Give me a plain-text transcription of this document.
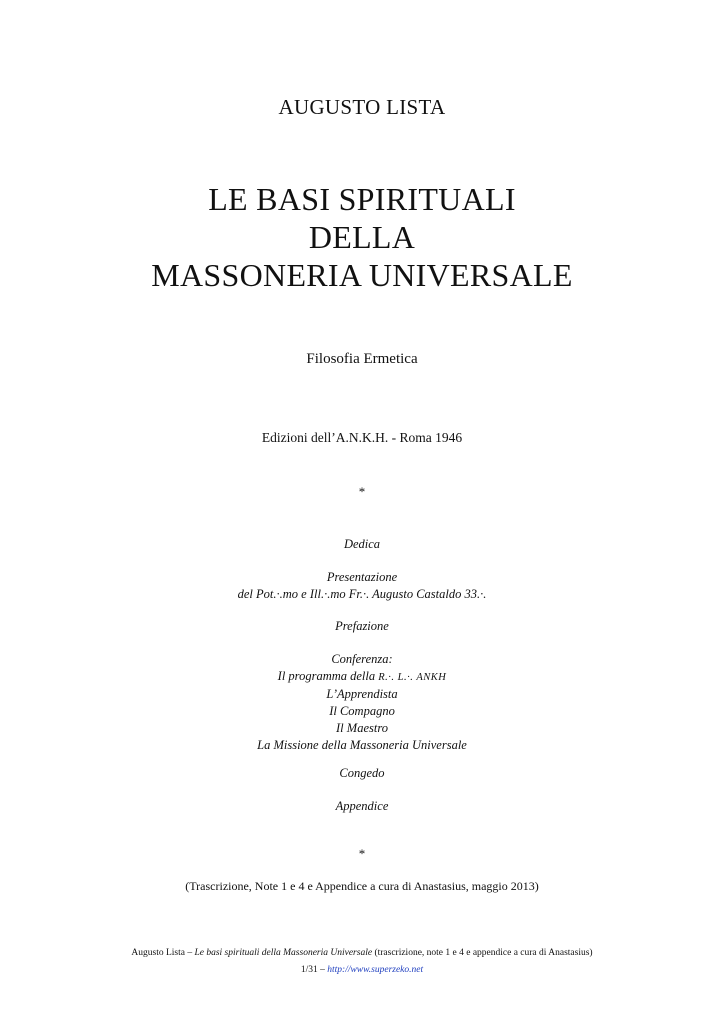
AUGUSTO LISTA
LE BASI SPIRITUALI
DELLA
MASSONERIA UNIVERSALE
Filosofia Ermetica
Edizioni dell’A.N.K.H. - Roma 1946
*
Dedica
Presentazione
del Pot.·.mo e Ill.·.mo Fr.·. Augusto Castaldo 33.·.
Prefazione
Conferenza:
Il programma della R.·. L.·. ANKH
L’Apprendista
Il Compagno
Il Maestro
La Missione della Massoneria Universale
Congedo
Appendice
*
(Trascrizione, Note 1 e 4 e Appendice a cura di Anastasius, maggio 2013)
Augusto Lista – Le basi spirituali della Massoneria Universale (trascrizione, note 1 e 4 e appendice a cura di Anastasius)
1/31 – http://www.superzeko.net
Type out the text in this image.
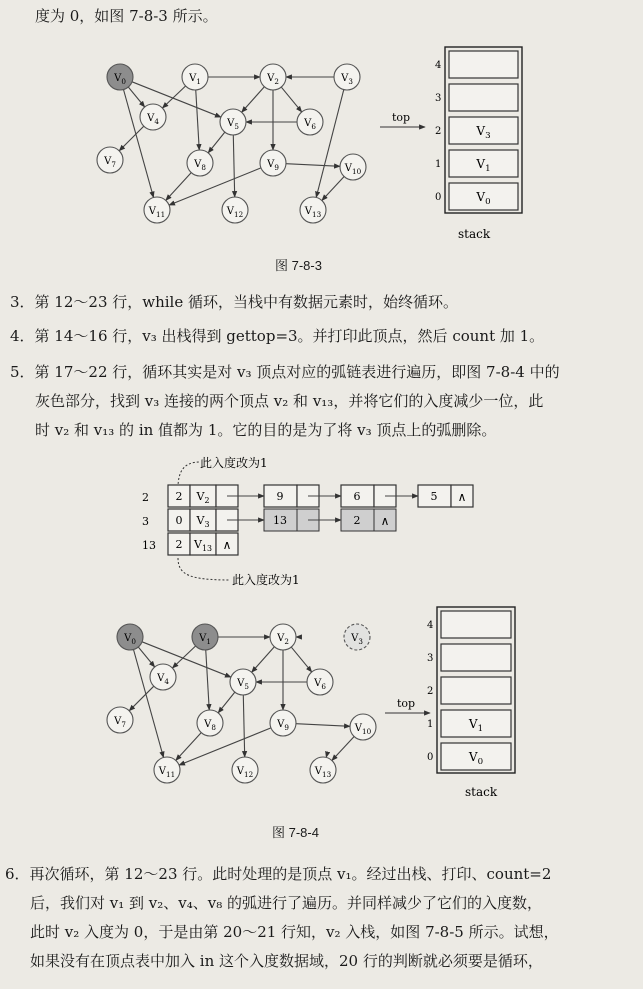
度为 0，如图 7-8-3 所示。
$V_0$	$V_1$	$V_2$	$V_3$
$V_4$	$V_5$	$V_6$
$V_7$	$V_8$	$V_9$	$V_{10}$
$V_{11}$	$V_{12}$	$V_{13}$
4
3
2	$V_3$
1	$V_1$
0	$V_0$
top
stack
图 7-8-3
3．第 12～23 行，while 循环，当栈中有数据元素时，始终循环。
4．第 14～16 行，v₃ 出栈得到 gettop=3。并打印此顶点，然后 count 加 1。
5．第 17～22 行，循环其实是对 v₃ 顶点对应的弧链表进行遍历，即图 7-8-4 中的
灰色部分，找到 v₃ 连接的两个顶点 v₂ 和 v₁₃，并将它们的入度减少一位，此
时 v₂ 和 v₁₃ 的 in 值都为 1。它的目的是为了将 v₃ 顶点上的弧删除。
此入度改为1
2 2 $V_2$	9	6	5 ∧
3 0 $V_3$	13	2 ∧
13 2 $V_{13}$ ∧
此入度改为1
$V_0$	$V_1$	$V_2$	$V_3$
$V_4$	$V_5$	$V_6$
$V_7$	$V_8$	$V_9$	$V_{10}$
$V_{11}$	$V_{12}$	$V_{13}$
4
3
2
1	$V_1$
0	$V_0$
top
stack
图 7-8-4
6．再次循环，第 12～23 行。此时处理的是顶点 v₁。经过出栈、打印、count=2
后，我们对 v₁ 到 v₂、v₄、v₈ 的弧进行了遍历。并同样减少了它们的入度数，
此时 v₂ 入度为 0，于是由第 20～21 行知，v₂ 入栈，如图 7-8-5 所示。试想，
如果没有在顶点表中加入 in 这个入度数据域，20 行的判断就必须要是循环，
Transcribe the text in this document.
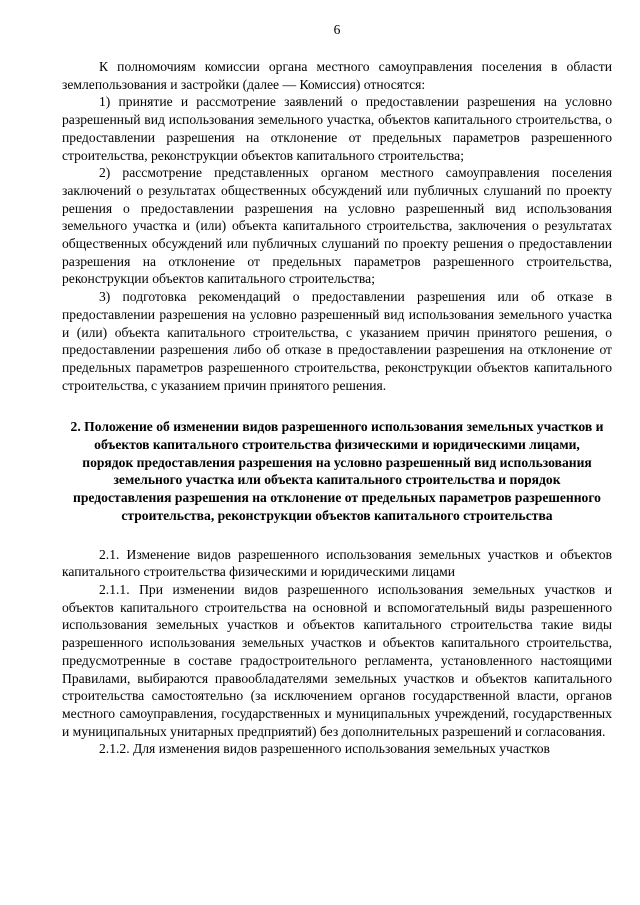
6

К полномочиям комиссии органа местного самоуправления поселения в области землепользования и застройки (далее — Комиссия) относятся:

1) принятие и рассмотрение заявлений о предоставлении разрешения на условно разрешенный вид использования земельного участка, объектов капитального строительства, о предоставлении разрешения на отклонение от предельных параметров разрешенного строительства, реконструкции объектов капитального строительства;

2) рассмотрение представленных органом местного самоуправления поселения заключений о результатах общественных обсуждений или публичных слушаний по проекту решения о предоставлении разрешения на условно разрешенный вид использования земельного участка и (или) объекта капитального строительства, заключения о результатах общественных обсуждений или публичных слушаний по проекту решения о предоставлении разрешения на отклонение от предельных параметров разрешенного строительства, реконструкции объектов капитального строительства;

3) подготовка рекомендаций о предоставлении разрешения или об отказе в предоставлении разрешения на условно разрешенный вид использования земельного участка и (или) объекта капитального строительства, с указанием причин принятого решения, о предоставлении разрешения либо об отказе в предоставлении разрешения на отклонение от предельных параметров разрешенного строительства, реконструкции объектов капитального строительства, с указанием причин принятого решения.

2. Положение об изменении видов разрешенного использования земельных участков и объектов капитального строительства физическими и юридическими лицами, порядок предоставления разрешения на условно разрешенный вид использования земельного участка или объекта капитального строительства и порядок предоставления разрешения на отклонение от предельных параметров разрешенного строительства, реконструкции объектов капитального строительства

2.1. Изменение видов разрешенного использования земельных участков и объектов капитального строительства физическими и юридическими лицами

2.1.1. При изменении видов разрешенного использования земельных участков и объектов капитального строительства на основной и вспомогательный виды разрешенного использования земельных участков и объектов капитального строительства такие виды разрешенного использования земельных участков и объектов капитального строительства, предусмотренные в составе градостроительного регламента, установленного настоящими Правилами, выбираются правообладателями земельных участков и объектов капитального строительства самостоятельно (за исключением органов государственной власти, органов местного самоуправления, государственных и муниципальных учреждений, государственных и муниципальных унитарных предприятий) без дополнительных разрешений и согласования.

2.1.2. Для изменения видов разрешенного использования земельных участков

☆ ☆ ☆ ☆

:: TASK PROMPT ::
Select the lines from the entries that include the word "физическими".

:: ANSWER ::
2. Положение об изменении видов разрешенного использования земельных участков и объектов капитального строительства физическими и юридическими лицами, порядок предоставления разрешения на условно разрешенный вид использования земельного участка или объекта капитального строительства и порядок предоставления разрешения на отклонение от предельных параметров разрешенного строительства, реконструкции объектов капитального строительства
2.1. Изменение видов разрешенного использования земельных участков и объектов капитального строительства физическими и юридическими лицами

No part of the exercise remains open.